> **AIM OF THE TASK**:
Can you quote the records below in full, word for word?

Dataset rows:
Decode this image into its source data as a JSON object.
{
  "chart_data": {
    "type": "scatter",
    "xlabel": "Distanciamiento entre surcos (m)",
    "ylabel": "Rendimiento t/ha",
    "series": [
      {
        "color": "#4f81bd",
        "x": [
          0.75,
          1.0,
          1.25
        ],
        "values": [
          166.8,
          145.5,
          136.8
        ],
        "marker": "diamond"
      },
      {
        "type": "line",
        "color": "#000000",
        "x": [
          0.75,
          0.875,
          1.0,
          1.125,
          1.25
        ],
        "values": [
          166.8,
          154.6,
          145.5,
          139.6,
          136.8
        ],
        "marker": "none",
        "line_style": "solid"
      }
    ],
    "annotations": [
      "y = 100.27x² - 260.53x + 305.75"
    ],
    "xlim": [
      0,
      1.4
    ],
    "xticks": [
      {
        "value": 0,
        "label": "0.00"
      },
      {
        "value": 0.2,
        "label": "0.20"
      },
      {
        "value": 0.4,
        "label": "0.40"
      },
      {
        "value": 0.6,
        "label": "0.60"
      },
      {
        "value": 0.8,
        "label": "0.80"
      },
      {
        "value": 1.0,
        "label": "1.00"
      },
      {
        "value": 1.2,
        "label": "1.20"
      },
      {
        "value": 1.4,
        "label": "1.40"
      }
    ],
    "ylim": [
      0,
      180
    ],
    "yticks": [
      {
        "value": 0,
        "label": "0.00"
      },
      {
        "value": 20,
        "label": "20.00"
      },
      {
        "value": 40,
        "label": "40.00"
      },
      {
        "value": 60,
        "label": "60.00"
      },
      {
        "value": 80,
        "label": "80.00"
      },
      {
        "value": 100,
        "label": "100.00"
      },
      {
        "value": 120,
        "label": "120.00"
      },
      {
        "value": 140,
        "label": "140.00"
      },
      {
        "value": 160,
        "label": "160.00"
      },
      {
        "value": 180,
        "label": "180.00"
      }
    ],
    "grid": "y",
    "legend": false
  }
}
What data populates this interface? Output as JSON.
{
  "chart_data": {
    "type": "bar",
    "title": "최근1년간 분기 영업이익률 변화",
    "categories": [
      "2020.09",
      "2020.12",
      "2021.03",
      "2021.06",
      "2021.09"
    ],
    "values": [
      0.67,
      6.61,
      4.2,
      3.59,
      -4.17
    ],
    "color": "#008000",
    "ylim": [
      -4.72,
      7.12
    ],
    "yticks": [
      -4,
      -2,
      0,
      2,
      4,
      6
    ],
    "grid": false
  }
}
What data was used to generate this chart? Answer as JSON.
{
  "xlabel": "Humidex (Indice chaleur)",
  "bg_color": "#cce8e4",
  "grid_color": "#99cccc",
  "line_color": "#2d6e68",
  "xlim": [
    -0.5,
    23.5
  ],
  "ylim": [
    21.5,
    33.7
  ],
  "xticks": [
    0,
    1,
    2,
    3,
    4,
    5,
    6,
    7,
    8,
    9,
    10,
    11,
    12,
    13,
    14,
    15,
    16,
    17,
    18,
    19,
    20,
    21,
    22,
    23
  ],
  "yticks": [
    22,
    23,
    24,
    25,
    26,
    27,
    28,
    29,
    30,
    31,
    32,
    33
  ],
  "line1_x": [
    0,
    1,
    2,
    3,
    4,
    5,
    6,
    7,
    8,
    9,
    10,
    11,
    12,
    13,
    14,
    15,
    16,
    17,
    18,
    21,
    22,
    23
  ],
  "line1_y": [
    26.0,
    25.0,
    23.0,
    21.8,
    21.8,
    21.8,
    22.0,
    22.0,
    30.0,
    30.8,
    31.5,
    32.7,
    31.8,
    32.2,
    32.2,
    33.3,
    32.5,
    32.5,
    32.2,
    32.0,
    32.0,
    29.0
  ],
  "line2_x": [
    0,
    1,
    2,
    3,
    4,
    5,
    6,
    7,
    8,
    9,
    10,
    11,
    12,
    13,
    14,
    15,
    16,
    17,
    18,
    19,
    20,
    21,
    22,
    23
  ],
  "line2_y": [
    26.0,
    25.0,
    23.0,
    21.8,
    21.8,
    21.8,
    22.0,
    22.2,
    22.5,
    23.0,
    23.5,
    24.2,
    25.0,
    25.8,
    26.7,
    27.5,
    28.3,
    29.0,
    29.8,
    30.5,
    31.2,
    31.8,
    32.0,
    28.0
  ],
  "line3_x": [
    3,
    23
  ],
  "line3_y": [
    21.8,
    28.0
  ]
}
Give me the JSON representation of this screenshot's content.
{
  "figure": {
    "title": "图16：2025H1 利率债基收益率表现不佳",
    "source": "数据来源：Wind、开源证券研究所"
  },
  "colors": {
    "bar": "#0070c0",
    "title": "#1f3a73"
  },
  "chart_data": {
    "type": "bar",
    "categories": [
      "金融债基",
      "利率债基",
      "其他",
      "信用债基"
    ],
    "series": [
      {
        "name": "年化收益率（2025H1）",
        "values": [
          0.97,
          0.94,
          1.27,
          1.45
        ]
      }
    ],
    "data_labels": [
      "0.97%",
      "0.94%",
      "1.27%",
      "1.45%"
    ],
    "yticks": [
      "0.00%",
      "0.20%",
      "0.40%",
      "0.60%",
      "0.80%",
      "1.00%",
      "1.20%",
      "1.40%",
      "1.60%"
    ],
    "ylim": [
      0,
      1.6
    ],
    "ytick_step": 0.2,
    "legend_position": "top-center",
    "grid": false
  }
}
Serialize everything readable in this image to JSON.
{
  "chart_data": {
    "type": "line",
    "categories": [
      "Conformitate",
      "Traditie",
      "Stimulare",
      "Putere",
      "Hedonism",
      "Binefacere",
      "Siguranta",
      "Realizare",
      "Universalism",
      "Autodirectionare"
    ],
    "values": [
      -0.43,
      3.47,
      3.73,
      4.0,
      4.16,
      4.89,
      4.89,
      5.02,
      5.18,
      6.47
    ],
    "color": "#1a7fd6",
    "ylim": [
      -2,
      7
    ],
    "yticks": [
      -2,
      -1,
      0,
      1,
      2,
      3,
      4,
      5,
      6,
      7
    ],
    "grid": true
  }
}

> **FINISHED EXERCISE**:
Decode this image into its source data as a JSON object.
{
  "chart_data": {
    "type": "scatter",
    "xlabel": "Distanciamiento entre surcos (m)",
    "ylabel": "Rendimiento t/ha",
    "series": [
      {
        "color": "#4f81bd",
        "x": [
          0.75,
          1.0,
          1.25
        ],
        "values": [
          166.8,
          145.5,
          136.8
        ],
        "marker": "diamond"
      },
      {
        "type": "line",
        "color": "#000000",
        "x": [
          0.75,
          0.875,
          1.0,
          1.125,
          1.25
        ],
        "values": [
          166.8,
          154.6,
          145.5,
          139.6,
          136.8
        ],
        "marker": "none",
        "line_style": "solid"
      }
    ],
    "annotations": [
      "y = 100.27x² - 260.53x + 305.75"
    ],
    "xlim": [
      0,
      1.4
    ],
    "xticks": [
      {
        "value": 0,
        "label": "0.00"
      },
      {
        "value": 0.2,
        "label": "0.20"
      },
      {
        "value": 0.4,
        "label": "0.40"
      },
      {
        "value": 0.6,
        "label": "0.60"
      },
      {
        "value": 0.8,
        "label": "0.80"
      },
      {
        "value": 1.0,
        "label": "1.00"
      },
      {
        "value": 1.2,
        "label": "1.20"
      },
      {
        "value": 1.4,
        "label": "1.40"
      }
    ],
    "ylim": [
      0,
      180
    ],
    "yticks": [
      {
        "value": 0,
        "label": "0.00"
      },
      {
        "value": 20,
        "label": "20.00"
      },
      {
        "value": 40,
        "label": "40.00"
      },
      {
        "value": 60,
        "label": "60.00"
      },
      {
        "value": 80,
        "label": "80.00"
      },
      {
        "value": 100,
        "label": "100.00"
      },
      {
        "value": 120,
        "label": "120.00"
      },
      {
        "value": 140,
        "label": "140.00"
      },
      {
        "value": 160,
        "label": "160.00"
      },
      {
        "value": 180,
        "label": "180.00"
      }
    ],
    "grid": "y",
    "legend": false
  }
}
What data populates this interface? Output as JSON.
{
  "chart_data": {
    "type": "bar",
    "title": "최근1년간 분기 영업이익률 변화",
    "categories": [
      "2020.09",
      "2020.12",
      "2021.03",
      "2021.06",
      "2021.09"
    ],
    "values": [
      0.67,
      6.61,
      4.2,
      3.59,
      -4.17
    ],
    "color": "#008000",
    "ylim": [
      -4.72,
      7.12
    ],
    "yticks": [
      -4,
      -2,
      0,
      2,
      4,
      6
    ],
    "grid": false
  }
}
What data was used to generate this chart? Answer as JSON.
{
  "xlabel": "Humidex (Indice chaleur)",
  "bg_color": "#cce8e4",
  "grid_color": "#99cccc",
  "line_color": "#2d6e68",
  "xlim": [
    -0.5,
    23.5
  ],
  "ylim": [
    21.5,
    33.7
  ],
  "xticks": [
    0,
    1,
    2,
    3,
    4,
    5,
    6,
    7,
    8,
    9,
    10,
    11,
    12,
    13,
    14,
    15,
    16,
    17,
    18,
    19,
    20,
    21,
    22,
    23
  ],
  "yticks": [
    22,
    23,
    24,
    25,
    26,
    27,
    28,
    29,
    30,
    31,
    32,
    33
  ],
  "line1_x": [
    0,
    1,
    2,
    3,
    4,
    5,
    6,
    7,
    8,
    9,
    10,
    11,
    12,
    13,
    14,
    15,
    16,
    17,
    18,
    21,
    22,
    23
  ],
  "line1_y": [
    26.0,
    25.0,
    23.0,
    21.8,
    21.8,
    21.8,
    22.0,
    22.0,
    30.0,
    30.8,
    31.5,
    32.7,
    31.8,
    32.2,
    32.2,
    33.3,
    32.5,
    32.5,
    32.2,
    32.0,
    32.0,
    29.0
  ],
  "line2_x": [
    0,
    1,
    2,
    3,
    4,
    5,
    6,
    7,
    8,
    9,
    10,
    11,
    12,
    13,
    14,
    15,
    16,
    17,
    18,
    19,
    20,
    21,
    22,
    23
  ],
  "line2_y": [
    26.0,
    25.0,
    23.0,
    21.8,
    21.8,
    21.8,
    22.0,
    22.2,
    22.5,
    23.0,
    23.5,
    24.2,
    25.0,
    25.8,
    26.7,
    27.5,
    28.3,
    29.0,
    29.8,
    30.5,
    31.2,
    31.8,
    32.0,
    28.0
  ],
  "line3_x": [
    3,
    23
  ],
  "line3_y": [
    21.8,
    28.0
  ]
}
Give me the JSON representation of this screenshot's content.
{
  "figure": {
    "title": "图16：2025H1 利率债基收益率表现不佳",
    "source": "数据来源：Wind、开源证券研究所"
  },
  "colors": {
    "bar": "#0070c0",
    "title": "#1f3a73"
  },
  "chart_data": {
    "type": "bar",
    "categories": [
      "金融债基",
      "利率债基",
      "其他",
      "信用债基"
    ],
    "series": [
      {
        "name": "年化收益率（2025H1）",
        "values": [
          0.97,
          0.94,
          1.27,
          1.45
        ]
      }
    ],
    "data_labels": [
      "0.97%",
      "0.94%",
      "1.27%",
      "1.45%"
    ],
    "yticks": [
      "0.00%",
      "0.20%",
      "0.40%",
      "0.60%",
      "0.80%",
      "1.00%",
      "1.20%",
      "1.40%",
      "1.60%"
    ],
    "ylim": [
      0,
      1.6
    ],
    "ytick_step": 0.2,
    "legend_position": "top-center",
    "grid": false
  }
}
Serialize everything readable in this image to JSON.
{
  "chart_data": {
    "type": "line",
    "categories": [
      "Conformitate",
      "Traditie",
      "Stimulare",
      "Putere",
      "Hedonism",
      "Binefacere",
      "Siguranta",
      "Realizare",
      "Universalism",
      "Autodirectionare"
    ],
    "values": [
      -0.43,
      3.47,
      3.73,
      4.0,
      4.16,
      4.89,
      4.89,
      5.02,
      5.18,
      6.47
    ],
    "color": "#1a7fd6",
    "ylim": [
      -2,
      7
    ],
    "yticks": [
      -2,
      -1,
      0,
      1,
      2,
      3,
      4,
      5,
      6,
      7
    ],
    "grid": true
  }
}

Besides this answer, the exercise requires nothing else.